### WHAT TO WORK ON
Find every line in the records that holds the string "value". Copy each one.

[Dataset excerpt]

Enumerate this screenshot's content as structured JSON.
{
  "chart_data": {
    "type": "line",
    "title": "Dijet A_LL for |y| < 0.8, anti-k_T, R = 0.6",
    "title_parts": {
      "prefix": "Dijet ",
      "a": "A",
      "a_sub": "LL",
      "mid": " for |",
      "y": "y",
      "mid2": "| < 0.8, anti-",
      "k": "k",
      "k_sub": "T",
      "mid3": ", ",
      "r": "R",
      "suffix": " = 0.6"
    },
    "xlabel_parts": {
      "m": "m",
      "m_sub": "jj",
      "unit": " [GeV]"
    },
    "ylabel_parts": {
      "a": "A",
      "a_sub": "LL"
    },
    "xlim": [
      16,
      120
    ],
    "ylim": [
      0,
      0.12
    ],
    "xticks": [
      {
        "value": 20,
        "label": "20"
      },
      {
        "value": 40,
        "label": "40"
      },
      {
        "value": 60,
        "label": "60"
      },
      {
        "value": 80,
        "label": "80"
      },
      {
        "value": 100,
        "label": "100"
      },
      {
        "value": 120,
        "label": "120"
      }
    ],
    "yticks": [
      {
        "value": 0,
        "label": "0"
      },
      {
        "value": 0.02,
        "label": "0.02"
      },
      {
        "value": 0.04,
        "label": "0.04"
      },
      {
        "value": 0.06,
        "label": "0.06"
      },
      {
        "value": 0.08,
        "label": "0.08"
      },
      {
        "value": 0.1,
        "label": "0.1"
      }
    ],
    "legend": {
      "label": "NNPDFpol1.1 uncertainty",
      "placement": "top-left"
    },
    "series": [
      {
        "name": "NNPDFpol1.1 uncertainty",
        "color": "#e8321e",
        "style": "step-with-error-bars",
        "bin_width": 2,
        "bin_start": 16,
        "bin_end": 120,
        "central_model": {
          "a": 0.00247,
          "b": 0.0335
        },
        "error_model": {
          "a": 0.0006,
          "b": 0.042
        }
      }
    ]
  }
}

### REPLY
        "value": 20,
        "value": 40,
        "value": 60,
        "value": 80,
        "value": 100,
        "value": 120,
        "value": 0,
        "value": 0.02,
        "value": 0.04,
        "value": 0.06,
        "value": 0.08,
        "value": 0.1,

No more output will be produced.